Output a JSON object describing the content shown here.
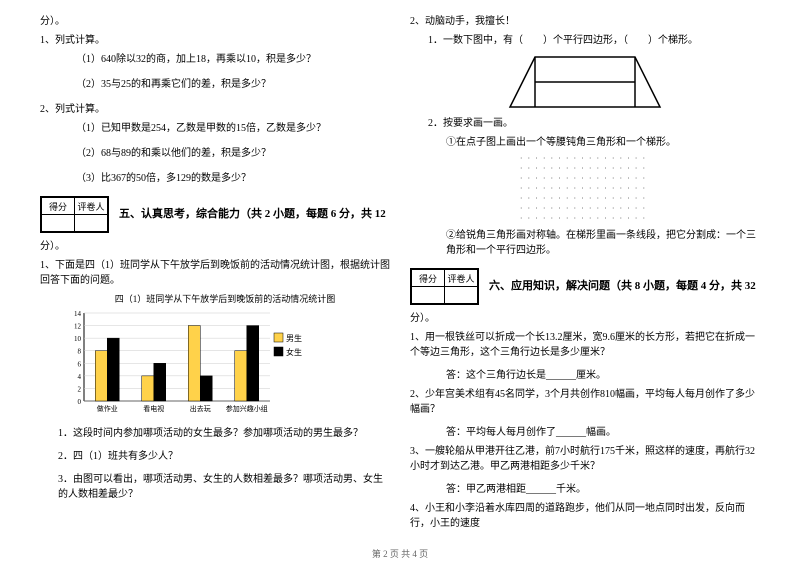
{
  "left": {
    "fen": "分）。",
    "q1": "1、列式计算。",
    "q1a": "（1）640除以32的商，加上18，再乘以10，积是多少？",
    "q1b": "（2）35与25的和再乘它们的差，积是多少？",
    "q2": "2、列式计算。",
    "q2a": "（1）已知甲数是254，乙数是甲数的15倍，乙数是多少？",
    "q2b": "（2）68与89的和乘以他们的差，积是多少？",
    "q2c": "（3）比367的50倍，多129的数是多少？",
    "score": {
      "c1": "得分",
      "c2": "评卷人"
    },
    "section5": "五、认真思考，综合能力（共 2 小题，每题 6 分，共 12",
    "fen2": "分）。",
    "q3": "1、下面是四（1）班同学从下午放学后到晚饭前的活动情况统计图，根据统计图回答下面的问题。",
    "chart": {
      "title": "四（1）班同学从下午放学后到晚饭前的活动情况统计图",
      "yticks": [
        0,
        2,
        4,
        6,
        8,
        10,
        12,
        14
      ],
      "categories": [
        "做作业",
        "看电视",
        "出去玩",
        "参加兴趣小组"
      ],
      "series": [
        {
          "name": "男生",
          "color": "#ffd24a",
          "values": [
            8,
            4,
            12,
            8
          ]
        },
        {
          "name": "女生",
          "color": "#000000",
          "values": [
            10,
            6,
            4,
            12
          ]
        }
      ],
      "legend_boy": "男生",
      "legend_girl": "女生"
    },
    "q3a": "1．这段时间内参加哪项活动的女生最多？参加哪项活动的男生最多？",
    "q3b": "2．四（1）班共有多少人？",
    "q3c": "3．由图可以看出，哪项活动男、女生的人数相差最多？哪项活动男、女生的人数相差最少？"
  },
  "right": {
    "q1": "2、动脑动手，我擅长！",
    "q1a": "1．一数下图中，有（　　）个平行四边形，（　　）个梯形。",
    "q2": "2．按要求画一画。",
    "q2a": "①在点子图上画出一个等腰钝角三角形和一个梯形。",
    "q2b": "②给锐角三角形画对称轴。在梯形里画一条线段，把它分割成：一个三角形和一个平行四边形。",
    "score": {
      "c1": "得分",
      "c2": "评卷人"
    },
    "section6": "六、应用知识，解决问题（共 8 小题，每题 4 分，共 32",
    "fen": "分）。",
    "p1": "1、用一根铁丝可以折成一个长13.2厘米，宽9.6厘米的长方形，若把它在折成一个等边三角形，这个三角行边长是多少厘米？",
    "p1a": "答：这个三角行边长是______厘米。",
    "p2": "2、少年宫美术组有45名同学，3个月共创作810幅画，平均每人每月创作了多少幅画？",
    "p2a": "答：平均每人每月创作了______幅画。",
    "p3": "3、一艘轮船从甲港开往乙港，前7小时航行175千米，照这样的速度，再航行32小时才到达乙港。甲乙两港相距多少千米？",
    "p3a": "答：甲乙两港相距______千米。",
    "p4": "4、小王和小李沿着水库四周的道路跑步，他们从同一地点同时出发，反向而行，小王的速度"
  },
  "footer": "第 2 页 共 4 页"
}
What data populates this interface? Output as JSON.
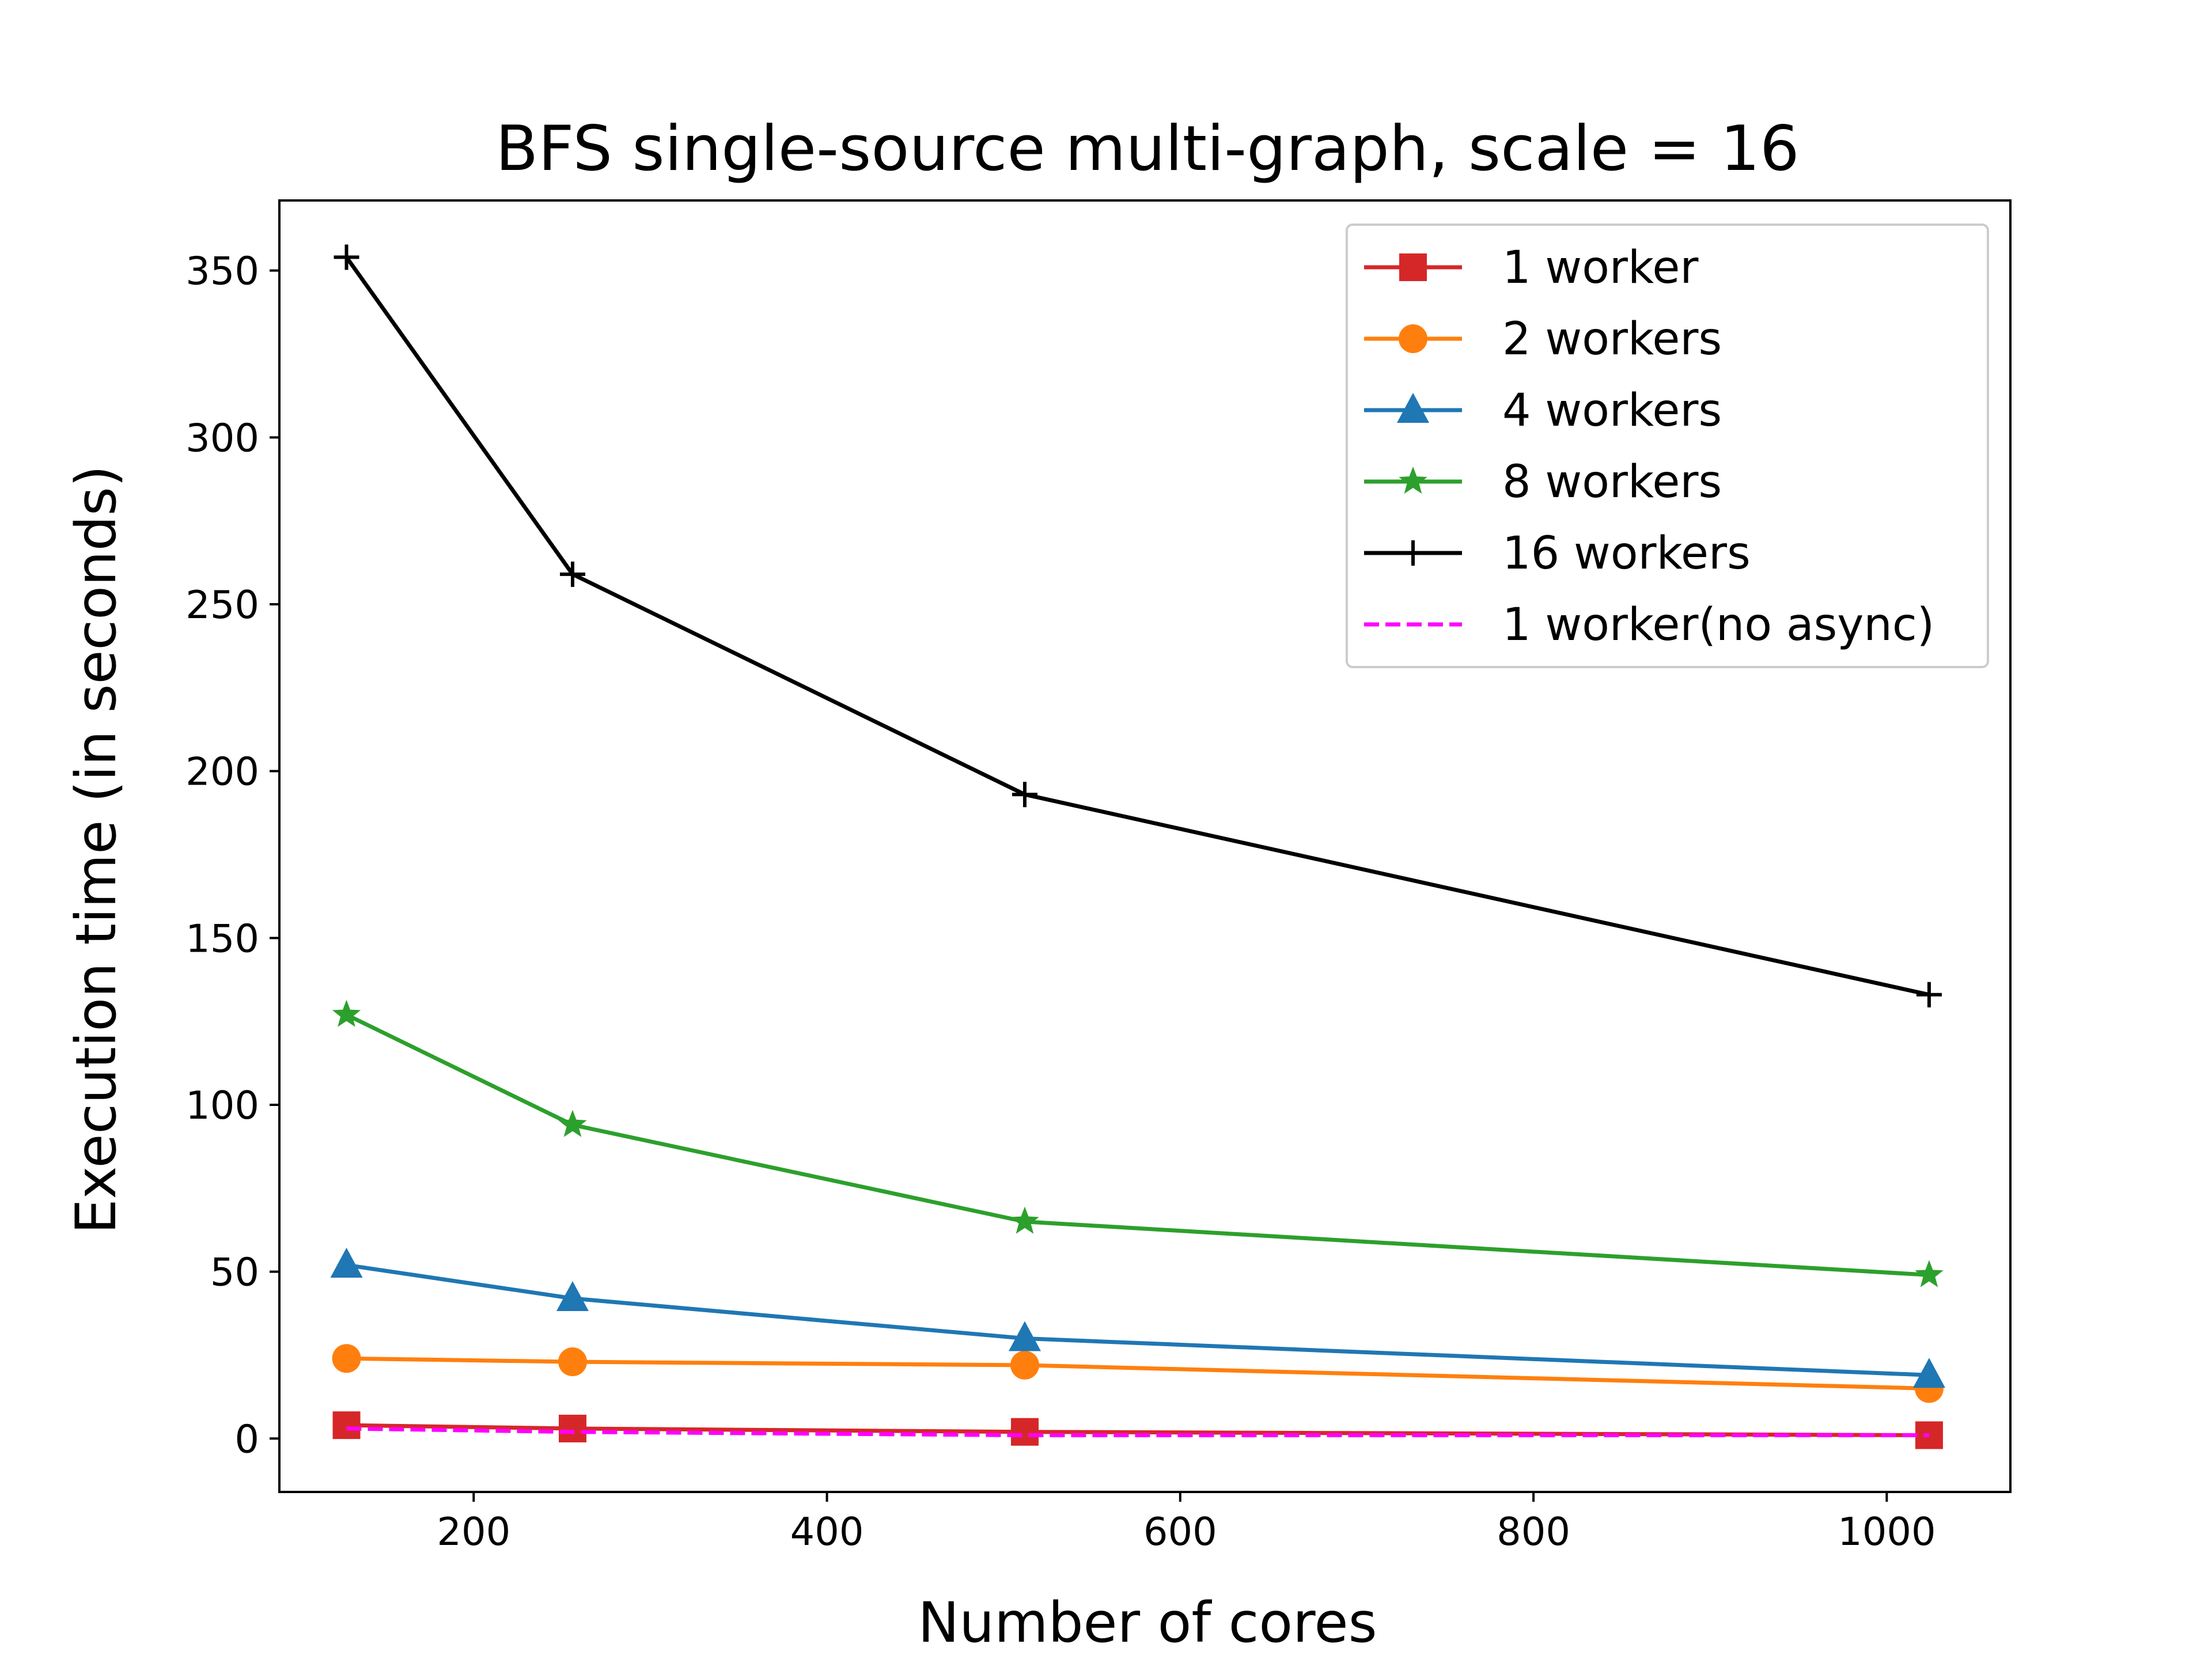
{
  "chart_data": {
    "type": "line",
    "title": "BFS single-source multi-graph, scale = 16",
    "xlabel": "Number of cores",
    "ylabel": "Execution time (in seconds)",
    "x": [
      128,
      256,
      512,
      1024
    ],
    "xlim": [
      90,
      1070
    ],
    "ylim": [
      -16,
      371
    ],
    "xticks": [
      200,
      400,
      600,
      800,
      1000
    ],
    "yticks": [
      0,
      50,
      100,
      150,
      200,
      250,
      300,
      350
    ],
    "xtick_labels": [
      "200",
      "400",
      "600",
      "800",
      "1000"
    ],
    "ytick_labels": [
      "0",
      "50",
      "100",
      "150",
      "200",
      "250",
      "300",
      "350"
    ],
    "grid": false,
    "legend_position": "top-right",
    "series": [
      {
        "name": "1 worker",
        "values": [
          4,
          3,
          2,
          1
        ],
        "color": "#d62728",
        "marker": "square",
        "dash": "solid"
      },
      {
        "name": "2 workers",
        "values": [
          24,
          23,
          22,
          15
        ],
        "color": "#ff7f0e",
        "marker": "circle",
        "dash": "solid"
      },
      {
        "name": "4 workers",
        "values": [
          52,
          42,
          30,
          19
        ],
        "color": "#1f77b4",
        "marker": "triangle",
        "dash": "solid"
      },
      {
        "name": "8 workers",
        "values": [
          127,
          94,
          65,
          49
        ],
        "color": "#2ca02c",
        "marker": "star",
        "dash": "solid"
      },
      {
        "name": "16 workers",
        "values": [
          354,
          259,
          193,
          133
        ],
        "color": "#000000",
        "marker": "plus",
        "dash": "solid"
      },
      {
        "name": "1 worker(no async)",
        "values": [
          3,
          2,
          1,
          1
        ],
        "color": "#ff00ff",
        "marker": "none",
        "dash": "dashed"
      }
    ]
  }
}
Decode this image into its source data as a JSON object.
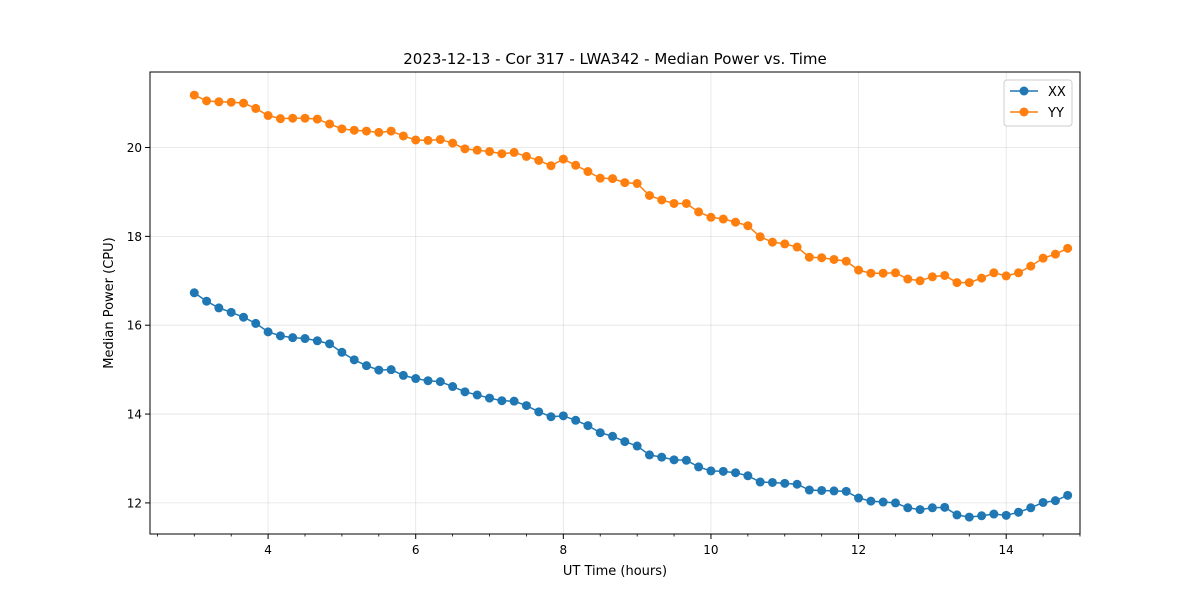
{
  "chart_data": {
    "type": "line",
    "title": "2023-12-13 - Cor 317 - LWA342 - Median Power vs. Time",
    "xlabel": "UT Time (hours)",
    "ylabel": "Median Power (CPU)",
    "xlim": [
      2.4,
      15.0
    ],
    "ylim": [
      11.3,
      21.7
    ],
    "xticks": [
      4,
      6,
      8,
      10,
      12,
      14
    ],
    "xtick_labels": [
      "4",
      "6",
      "8",
      "10",
      "12",
      "14"
    ],
    "yticks": [
      12,
      14,
      16,
      18,
      20
    ],
    "ytick_labels": [
      "12",
      "14",
      "16",
      "18",
      "20"
    ],
    "grid": true,
    "legend_position": "top-right",
    "x": [
      3.0,
      3.167,
      3.333,
      3.5,
      3.667,
      3.833,
      4.0,
      4.167,
      4.333,
      4.5,
      4.667,
      4.833,
      5.0,
      5.167,
      5.333,
      5.5,
      5.667,
      5.833,
      6.0,
      6.167,
      6.333,
      6.5,
      6.667,
      6.833,
      7.0,
      7.167,
      7.333,
      7.5,
      7.667,
      7.833,
      8.0,
      8.167,
      8.333,
      8.5,
      8.667,
      8.833,
      9.0,
      9.167,
      9.333,
      9.5,
      9.667,
      9.833,
      10.0,
      10.167,
      10.333,
      10.5,
      10.667,
      10.833,
      11.0,
      11.167,
      11.333,
      11.5,
      11.667,
      11.833,
      12.0,
      12.167,
      12.333,
      12.5,
      12.667,
      12.833,
      13.0,
      13.167,
      13.333,
      13.5,
      13.667,
      13.833,
      14.0,
      14.167,
      14.333,
      14.5,
      14.667,
      14.833
    ],
    "series": [
      {
        "name": "XX",
        "color": "#1f77b4",
        "values": [
          16.73,
          16.54,
          16.39,
          16.29,
          16.18,
          16.04,
          15.85,
          15.76,
          15.72,
          15.7,
          15.65,
          15.58,
          15.39,
          15.22,
          15.09,
          14.99,
          15.0,
          14.87,
          14.8,
          14.75,
          14.73,
          14.62,
          14.5,
          14.43,
          14.36,
          14.3,
          14.29,
          14.19,
          14.05,
          13.94,
          13.96,
          13.86,
          13.74,
          13.58,
          13.5,
          13.38,
          13.28,
          13.08,
          13.03,
          12.97,
          12.96,
          12.81,
          12.72,
          12.71,
          12.68,
          12.61,
          12.47,
          12.46,
          12.44,
          12.42,
          12.29,
          12.28,
          12.27,
          12.26,
          12.11,
          12.04,
          12.02,
          12.0,
          11.89,
          11.85,
          11.89,
          11.9,
          11.73,
          11.68,
          11.71,
          11.75,
          11.72,
          11.79,
          11.89,
          12.01,
          12.05,
          12.17
        ]
      },
      {
        "name": "YY",
        "color": "#ff7f0e",
        "values": [
          21.18,
          21.05,
          21.03,
          21.02,
          21.0,
          20.88,
          20.72,
          20.65,
          20.66,
          20.66,
          20.64,
          20.53,
          20.42,
          20.39,
          20.37,
          20.34,
          20.37,
          20.26,
          20.17,
          20.16,
          20.18,
          20.1,
          19.97,
          19.94,
          19.91,
          19.86,
          19.89,
          19.8,
          19.71,
          19.59,
          19.74,
          19.6,
          19.46,
          19.31,
          19.3,
          19.21,
          19.19,
          18.92,
          18.82,
          18.74,
          18.74,
          18.55,
          18.43,
          18.39,
          18.32,
          18.24,
          17.99,
          17.87,
          17.83,
          17.76,
          17.53,
          17.52,
          17.48,
          17.44,
          17.24,
          17.17,
          17.17,
          17.18,
          17.04,
          17.0,
          17.09,
          17.12,
          16.96,
          16.96,
          17.06,
          17.18,
          17.11,
          17.18,
          17.33,
          17.51,
          17.6,
          17.73
        ]
      }
    ]
  }
}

___

● TASK TO COMPLETE
In the records above, find each line that holds the word "班同学从下午放学后到晚饭前的活动情况统计图"; copy all such lines.

● SOLUTION FOR THIS PROBLEM
    "q3": "1、下面是四（1）班同学从下午放学后到晚饭前的活动情况统计图，根据统计图回答下面的问题。",
      "title": "四（1）班同学从下午放学后到晚饭前的活动情况统计图",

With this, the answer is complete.